**Set task:**
Make an exact copy of the lines below.

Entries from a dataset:
┄┄┄┄┄┄┄┄┄┄
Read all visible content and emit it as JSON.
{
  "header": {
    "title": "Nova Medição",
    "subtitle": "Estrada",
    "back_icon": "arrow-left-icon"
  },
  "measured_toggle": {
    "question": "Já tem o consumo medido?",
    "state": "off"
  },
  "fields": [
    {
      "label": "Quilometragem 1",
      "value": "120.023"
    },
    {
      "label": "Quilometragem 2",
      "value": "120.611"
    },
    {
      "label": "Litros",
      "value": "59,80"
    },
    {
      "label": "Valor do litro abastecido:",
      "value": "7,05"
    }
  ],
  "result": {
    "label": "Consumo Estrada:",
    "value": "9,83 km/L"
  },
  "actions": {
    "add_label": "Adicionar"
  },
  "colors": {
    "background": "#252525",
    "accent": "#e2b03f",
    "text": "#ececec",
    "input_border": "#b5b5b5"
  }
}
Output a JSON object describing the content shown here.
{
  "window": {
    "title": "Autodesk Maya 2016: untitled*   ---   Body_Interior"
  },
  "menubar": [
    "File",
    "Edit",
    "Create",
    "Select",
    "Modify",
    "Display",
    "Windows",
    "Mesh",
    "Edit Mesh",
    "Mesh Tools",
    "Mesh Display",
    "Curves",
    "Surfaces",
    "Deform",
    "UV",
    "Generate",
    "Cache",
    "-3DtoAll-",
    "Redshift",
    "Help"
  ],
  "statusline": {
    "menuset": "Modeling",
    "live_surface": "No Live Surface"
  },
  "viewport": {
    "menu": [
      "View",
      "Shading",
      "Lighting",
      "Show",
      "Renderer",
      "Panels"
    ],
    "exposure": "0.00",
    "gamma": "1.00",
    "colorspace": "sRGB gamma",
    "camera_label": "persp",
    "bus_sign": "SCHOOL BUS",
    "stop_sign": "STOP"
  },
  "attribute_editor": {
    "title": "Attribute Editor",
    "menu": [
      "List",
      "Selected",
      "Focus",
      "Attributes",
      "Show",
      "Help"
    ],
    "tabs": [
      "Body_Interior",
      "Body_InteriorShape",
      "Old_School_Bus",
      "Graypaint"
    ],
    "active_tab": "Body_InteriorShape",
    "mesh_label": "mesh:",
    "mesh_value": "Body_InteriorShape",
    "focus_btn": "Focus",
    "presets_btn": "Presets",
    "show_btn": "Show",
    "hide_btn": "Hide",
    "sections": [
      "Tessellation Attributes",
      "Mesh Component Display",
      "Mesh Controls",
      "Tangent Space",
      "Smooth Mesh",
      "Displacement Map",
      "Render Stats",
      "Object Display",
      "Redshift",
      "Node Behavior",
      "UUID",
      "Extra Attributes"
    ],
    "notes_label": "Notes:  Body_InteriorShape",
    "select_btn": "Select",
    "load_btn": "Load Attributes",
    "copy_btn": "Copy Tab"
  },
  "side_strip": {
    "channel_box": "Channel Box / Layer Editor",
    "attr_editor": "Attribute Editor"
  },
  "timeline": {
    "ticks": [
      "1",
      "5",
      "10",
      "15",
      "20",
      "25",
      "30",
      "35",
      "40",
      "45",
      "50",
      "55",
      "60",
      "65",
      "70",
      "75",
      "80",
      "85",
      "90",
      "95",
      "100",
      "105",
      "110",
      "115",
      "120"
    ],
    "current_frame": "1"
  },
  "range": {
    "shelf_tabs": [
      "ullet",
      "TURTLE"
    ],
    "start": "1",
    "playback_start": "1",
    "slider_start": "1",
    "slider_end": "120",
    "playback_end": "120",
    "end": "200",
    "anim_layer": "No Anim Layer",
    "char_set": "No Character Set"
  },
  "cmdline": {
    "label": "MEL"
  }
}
┄┄┄┄┄┄┄┄┄┄
**Task output:**
Read all visible content and emit it as JSON.
{
  "header": {
    "title": "Nova Medição",
    "subtitle": "Estrada",
    "back_icon": "arrow-left-icon"
  },
  "measured_toggle": {
    "question": "Já tem o consumo medido?",
    "state": "off"
  },
  "fields": [
    {
      "label": "Quilometragem 1",
      "value": "120.023"
    },
    {
      "label": "Quilometragem 2",
      "value": "120.611"
    },
    {
      "label": "Litros",
      "value": "59,80"
    },
    {
      "label": "Valor do litro abastecido:",
      "value": "7,05"
    }
  ],
  "result": {
    "label": "Consumo Estrada:",
    "value": "9,83 km/L"
  },
  "actions": {
    "add_label": "Adicionar"
  },
  "colors": {
    "background": "#252525",
    "accent": "#e2b03f",
    "text": "#ececec",
    "input_border": "#b5b5b5"
  }
}
Output a JSON object describing the content shown here.
{
  "window": {
    "title": "Autodesk Maya 2016: untitled*   ---   Body_Interior"
  },
  "menubar": [
    "File",
    "Edit",
    "Create",
    "Select",
    "Modify",
    "Display",
    "Windows",
    "Mesh",
    "Edit Mesh",
    "Mesh Tools",
    "Mesh Display",
    "Curves",
    "Surfaces",
    "Deform",
    "UV",
    "Generate",
    "Cache",
    "-3DtoAll-",
    "Redshift",
    "Help"
  ],
  "statusline": {
    "menuset": "Modeling",
    "live_surface": "No Live Surface"
  },
  "viewport": {
    "menu": [
      "View",
      "Shading",
      "Lighting",
      "Show",
      "Renderer",
      "Panels"
    ],
    "exposure": "0.00",
    "gamma": "1.00",
    "colorspace": "sRGB gamma",
    "camera_label": "persp",
    "bus_sign": "SCHOOL BUS",
    "stop_sign": "STOP"
  },
  "attribute_editor": {
    "title": "Attribute Editor",
    "menu": [
      "List",
      "Selected",
      "Focus",
      "Attributes",
      "Show",
      "Help"
    ],
    "tabs": [
      "Body_Interior",
      "Body_InteriorShape",
      "Old_School_Bus",
      "Graypaint"
    ],
    "active_tab": "Body_InteriorShape",
    "mesh_label": "mesh:",
    "mesh_value": "Body_InteriorShape",
    "focus_btn": "Focus",
    "presets_btn": "Presets",
    "show_btn": "Show",
    "hide_btn": "Hide",
    "sections": [
      "Tessellation Attributes",
      "Mesh Component Display",
      "Mesh Controls",
      "Tangent Space",
      "Smooth Mesh",
      "Displacement Map",
      "Render Stats",
      "Object Display",
      "Redshift",
      "Node Behavior",
      "UUID",
      "Extra Attributes"
    ],
    "notes_label": "Notes:  Body_InteriorShape",
    "select_btn": "Select",
    "load_btn": "Load Attributes",
    "copy_btn": "Copy Tab"
  },
  "side_strip": {
    "channel_box": "Channel Box / Layer Editor",
    "attr_editor": "Attribute Editor"
  },
  "timeline": {
    "ticks": [
      "1",
      "5",
      "10",
      "15",
      "20",
      "25",
      "30",
      "35",
      "40",
      "45",
      "50",
      "55",
      "60",
      "65",
      "70",
      "75",
      "80",
      "85",
      "90",
      "95",
      "100",
      "105",
      "110",
      "115",
      "120"
    ],
    "current_frame": "1"
  },
  "range": {
    "shelf_tabs": [
      "ullet",
      "TURTLE"
    ],
    "start": "1",
    "playback_start": "1",
    "slider_start": "1",
    "slider_end": "120",
    "playback_end": "120",
    "end": "200",
    "anim_layer": "No Anim Layer",
    "char_set": "No Character Set"
  },
  "cmdline": {
    "label": "MEL"
  }
}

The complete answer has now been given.